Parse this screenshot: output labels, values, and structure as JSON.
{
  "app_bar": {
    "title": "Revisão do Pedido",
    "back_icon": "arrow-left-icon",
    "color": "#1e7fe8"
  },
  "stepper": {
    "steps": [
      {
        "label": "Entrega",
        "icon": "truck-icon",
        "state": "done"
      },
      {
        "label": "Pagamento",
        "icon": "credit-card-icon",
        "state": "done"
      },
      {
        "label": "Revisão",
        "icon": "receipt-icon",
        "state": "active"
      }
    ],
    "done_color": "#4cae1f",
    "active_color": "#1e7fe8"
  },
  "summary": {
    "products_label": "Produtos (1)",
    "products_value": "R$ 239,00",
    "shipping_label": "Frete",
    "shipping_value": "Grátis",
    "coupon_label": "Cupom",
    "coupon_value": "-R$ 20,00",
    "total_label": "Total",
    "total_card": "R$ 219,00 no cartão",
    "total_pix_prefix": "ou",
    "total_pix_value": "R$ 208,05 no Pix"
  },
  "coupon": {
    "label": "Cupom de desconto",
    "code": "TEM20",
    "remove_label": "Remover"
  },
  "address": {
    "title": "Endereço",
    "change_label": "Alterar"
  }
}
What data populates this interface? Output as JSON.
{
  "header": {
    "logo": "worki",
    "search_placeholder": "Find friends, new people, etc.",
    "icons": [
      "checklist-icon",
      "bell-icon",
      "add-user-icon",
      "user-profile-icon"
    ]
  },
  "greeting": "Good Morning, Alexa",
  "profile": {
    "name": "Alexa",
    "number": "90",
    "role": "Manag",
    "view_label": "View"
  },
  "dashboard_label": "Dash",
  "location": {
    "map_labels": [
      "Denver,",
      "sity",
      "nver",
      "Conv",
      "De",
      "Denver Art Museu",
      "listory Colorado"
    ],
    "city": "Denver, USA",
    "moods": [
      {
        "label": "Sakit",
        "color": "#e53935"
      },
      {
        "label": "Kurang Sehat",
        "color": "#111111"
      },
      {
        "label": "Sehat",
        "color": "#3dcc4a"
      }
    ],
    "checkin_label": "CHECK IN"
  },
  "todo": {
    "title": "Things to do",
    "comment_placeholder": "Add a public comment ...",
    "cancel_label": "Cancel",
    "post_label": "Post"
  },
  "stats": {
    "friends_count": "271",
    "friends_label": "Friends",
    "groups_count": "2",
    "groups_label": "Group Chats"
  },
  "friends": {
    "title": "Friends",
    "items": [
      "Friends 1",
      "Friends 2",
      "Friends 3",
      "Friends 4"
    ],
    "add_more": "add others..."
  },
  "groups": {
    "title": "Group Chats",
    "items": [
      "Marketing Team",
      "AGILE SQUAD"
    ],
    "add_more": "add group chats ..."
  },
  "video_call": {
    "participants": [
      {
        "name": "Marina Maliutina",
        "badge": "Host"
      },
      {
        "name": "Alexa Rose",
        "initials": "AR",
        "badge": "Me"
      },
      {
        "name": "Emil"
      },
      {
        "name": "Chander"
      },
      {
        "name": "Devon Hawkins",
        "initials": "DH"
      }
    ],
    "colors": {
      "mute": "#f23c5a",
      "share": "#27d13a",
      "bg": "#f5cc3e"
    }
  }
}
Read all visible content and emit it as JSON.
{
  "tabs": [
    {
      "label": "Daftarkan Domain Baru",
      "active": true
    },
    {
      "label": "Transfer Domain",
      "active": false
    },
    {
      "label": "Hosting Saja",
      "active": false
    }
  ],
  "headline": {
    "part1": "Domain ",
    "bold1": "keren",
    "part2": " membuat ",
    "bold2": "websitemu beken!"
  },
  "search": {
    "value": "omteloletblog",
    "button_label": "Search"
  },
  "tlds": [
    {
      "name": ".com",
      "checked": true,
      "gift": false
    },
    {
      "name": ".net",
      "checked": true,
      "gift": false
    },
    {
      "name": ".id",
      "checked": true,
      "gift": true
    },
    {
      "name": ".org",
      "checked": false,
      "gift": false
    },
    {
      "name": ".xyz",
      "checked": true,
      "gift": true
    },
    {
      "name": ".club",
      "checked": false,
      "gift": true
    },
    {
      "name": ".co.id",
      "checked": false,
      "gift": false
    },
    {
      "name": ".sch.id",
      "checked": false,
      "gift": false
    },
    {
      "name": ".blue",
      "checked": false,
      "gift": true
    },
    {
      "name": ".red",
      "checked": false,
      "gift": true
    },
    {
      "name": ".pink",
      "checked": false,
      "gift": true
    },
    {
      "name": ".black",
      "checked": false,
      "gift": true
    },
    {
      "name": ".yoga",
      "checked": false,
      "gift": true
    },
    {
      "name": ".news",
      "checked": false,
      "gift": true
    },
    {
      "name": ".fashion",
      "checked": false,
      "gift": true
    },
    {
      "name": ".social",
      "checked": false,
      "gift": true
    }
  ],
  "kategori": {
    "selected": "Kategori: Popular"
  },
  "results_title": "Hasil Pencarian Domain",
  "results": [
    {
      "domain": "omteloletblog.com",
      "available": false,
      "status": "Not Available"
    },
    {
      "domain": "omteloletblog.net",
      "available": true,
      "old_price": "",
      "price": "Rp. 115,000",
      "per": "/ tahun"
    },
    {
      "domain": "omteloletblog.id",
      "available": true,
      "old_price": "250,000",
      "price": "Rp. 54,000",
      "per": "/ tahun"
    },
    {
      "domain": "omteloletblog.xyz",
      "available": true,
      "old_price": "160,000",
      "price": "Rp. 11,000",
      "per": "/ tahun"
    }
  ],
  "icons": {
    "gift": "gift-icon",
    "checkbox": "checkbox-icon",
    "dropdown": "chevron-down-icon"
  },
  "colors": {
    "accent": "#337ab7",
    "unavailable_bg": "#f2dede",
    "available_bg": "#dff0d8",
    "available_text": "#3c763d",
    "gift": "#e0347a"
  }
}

- [Stated task]: Extract the complete listing verbatim.

- [Task result]:
Parse this screenshot: output labels, values, and structure as JSON.
{
  "app_bar": {
    "title": "Revisão do Pedido",
    "back_icon": "arrow-left-icon",
    "color": "#1e7fe8"
  },
  "stepper": {
    "steps": [
      {
        "label": "Entrega",
        "icon": "truck-icon",
        "state": "done"
      },
      {
        "label": "Pagamento",
        "icon": "credit-card-icon",
        "state": "done"
      },
      {
        "label": "Revisão",
        "icon": "receipt-icon",
        "state": "active"
      }
    ],
    "done_color": "#4cae1f",
    "active_color": "#1e7fe8"
  },
  "summary": {
    "products_label": "Produtos (1)",
    "products_value": "R$ 239,00",
    "shipping_label": "Frete",
    "shipping_value": "Grátis",
    "coupon_label": "Cupom",
    "coupon_value": "-R$ 20,00",
    "total_label": "Total",
    "total_card": "R$ 219,00 no cartão",
    "total_pix_prefix": "ou",
    "total_pix_value": "R$ 208,05 no Pix"
  },
  "coupon": {
    "label": "Cupom de desconto",
    "code": "TEM20",
    "remove_label": "Remover"
  },
  "address": {
    "title": "Endereço",
    "change_label": "Alterar"
  }
}
What data populates this interface? Output as JSON.
{
  "header": {
    "logo": "worki",
    "search_placeholder": "Find friends, new people, etc.",
    "icons": [
      "checklist-icon",
      "bell-icon",
      "add-user-icon",
      "user-profile-icon"
    ]
  },
  "greeting": "Good Morning, Alexa",
  "profile": {
    "name": "Alexa",
    "number": "90",
    "role": "Manag",
    "view_label": "View"
  },
  "dashboard_label": "Dash",
  "location": {
    "map_labels": [
      "Denver,",
      "sity",
      "nver",
      "Conv",
      "De",
      "Denver Art Museu",
      "listory Colorado"
    ],
    "city": "Denver, USA",
    "moods": [
      {
        "label": "Sakit",
        "color": "#e53935"
      },
      {
        "label": "Kurang Sehat",
        "color": "#111111"
      },
      {
        "label": "Sehat",
        "color": "#3dcc4a"
      }
    ],
    "checkin_label": "CHECK IN"
  },
  "todo": {
    "title": "Things to do",
    "comment_placeholder": "Add a public comment ...",
    "cancel_label": "Cancel",
    "post_label": "Post"
  },
  "stats": {
    "friends_count": "271",
    "friends_label": "Friends",
    "groups_count": "2",
    "groups_label": "Group Chats"
  },
  "friends": {
    "title": "Friends",
    "items": [
      "Friends 1",
      "Friends 2",
      "Friends 3",
      "Friends 4"
    ],
    "add_more": "add others..."
  },
  "groups": {
    "title": "Group Chats",
    "items": [
      "Marketing Team",
      "AGILE SQUAD"
    ],
    "add_more": "add group chats ..."
  },
  "video_call": {
    "participants": [
      {
        "name": "Marina Maliutina",
        "badge": "Host"
      },
      {
        "name": "Alexa Rose",
        "initials": "AR",
        "badge": "Me"
      },
      {
        "name": "Emil"
      },
      {
        "name": "Chander"
      },
      {
        "name": "Devon Hawkins",
        "initials": "DH"
      }
    ],
    "colors": {
      "mute": "#f23c5a",
      "share": "#27d13a",
      "bg": "#f5cc3e"
    }
  }
}
Read all visible content and emit it as JSON.
{
  "tabs": [
    {
      "label": "Daftarkan Domain Baru",
      "active": true
    },
    {
      "label": "Transfer Domain",
      "active": false
    },
    {
      "label": "Hosting Saja",
      "active": false
    }
  ],
  "headline": {
    "part1": "Domain ",
    "bold1": "keren",
    "part2": " membuat ",
    "bold2": "websitemu beken!"
  },
  "search": {
    "value": "omteloletblog",
    "button_label": "Search"
  },
  "tlds": [
    {
      "name": ".com",
      "checked": true,
      "gift": false
    },
    {
      "name": ".net",
      "checked": true,
      "gift": false
    },
    {
      "name": ".id",
      "checked": true,
      "gift": true
    },
    {
      "name": ".org",
      "checked": false,
      "gift": false
    },
    {
      "name": ".xyz",
      "checked": true,
      "gift": true
    },
    {
      "name": ".club",
      "checked": false,
      "gift": true
    },
    {
      "name": ".co.id",
      "checked": false,
      "gift": false
    },
    {
      "name": ".sch.id",
      "checked": false,
      "gift": false
    },
    {
      "name": ".blue",
      "checked": false,
      "gift": true
    },
    {
      "name": ".red",
      "checked": false,
      "gift": true
    },
    {
      "name": ".pink",
      "checked": false,
      "gift": true
    },
    {
      "name": ".black",
      "checked": false,
      "gift": true
    },
    {
      "name": ".yoga",
      "checked": false,
      "gift": true
    },
    {
      "name": ".news",
      "checked": false,
      "gift": true
    },
    {
      "name": ".fashion",
      "checked": false,
      "gift": true
    },
    {
      "name": ".social",
      "checked": false,
      "gift": true
    }
  ],
  "kategori": {
    "selected": "Kategori: Popular"
  },
  "results_title": "Hasil Pencarian Domain",
  "results": [
    {
      "domain": "omteloletblog.com",
      "available": false,
      "status": "Not Available"
    },
    {
      "domain": "omteloletblog.net",
      "available": true,
      "old_price": "",
      "price": "Rp. 115,000",
      "per": "/ tahun"
    },
    {
      "domain": "omteloletblog.id",
      "available": true,
      "old_price": "250,000",
      "price": "Rp. 54,000",
      "per": "/ tahun"
    },
    {
      "domain": "omteloletblog.xyz",
      "available": true,
      "old_price": "160,000",
      "price": "Rp. 11,000",
      "per": "/ tahun"
    }
  ],
  "icons": {
    "gift": "gift-icon",
    "checkbox": "checkbox-icon",
    "dropdown": "chevron-down-icon"
  },
  "colors": {
    "accent": "#337ab7",
    "unavailable_bg": "#f2dede",
    "available_bg": "#dff0d8",
    "available_text": "#3c763d",
    "gift": "#e0347a"
  }
}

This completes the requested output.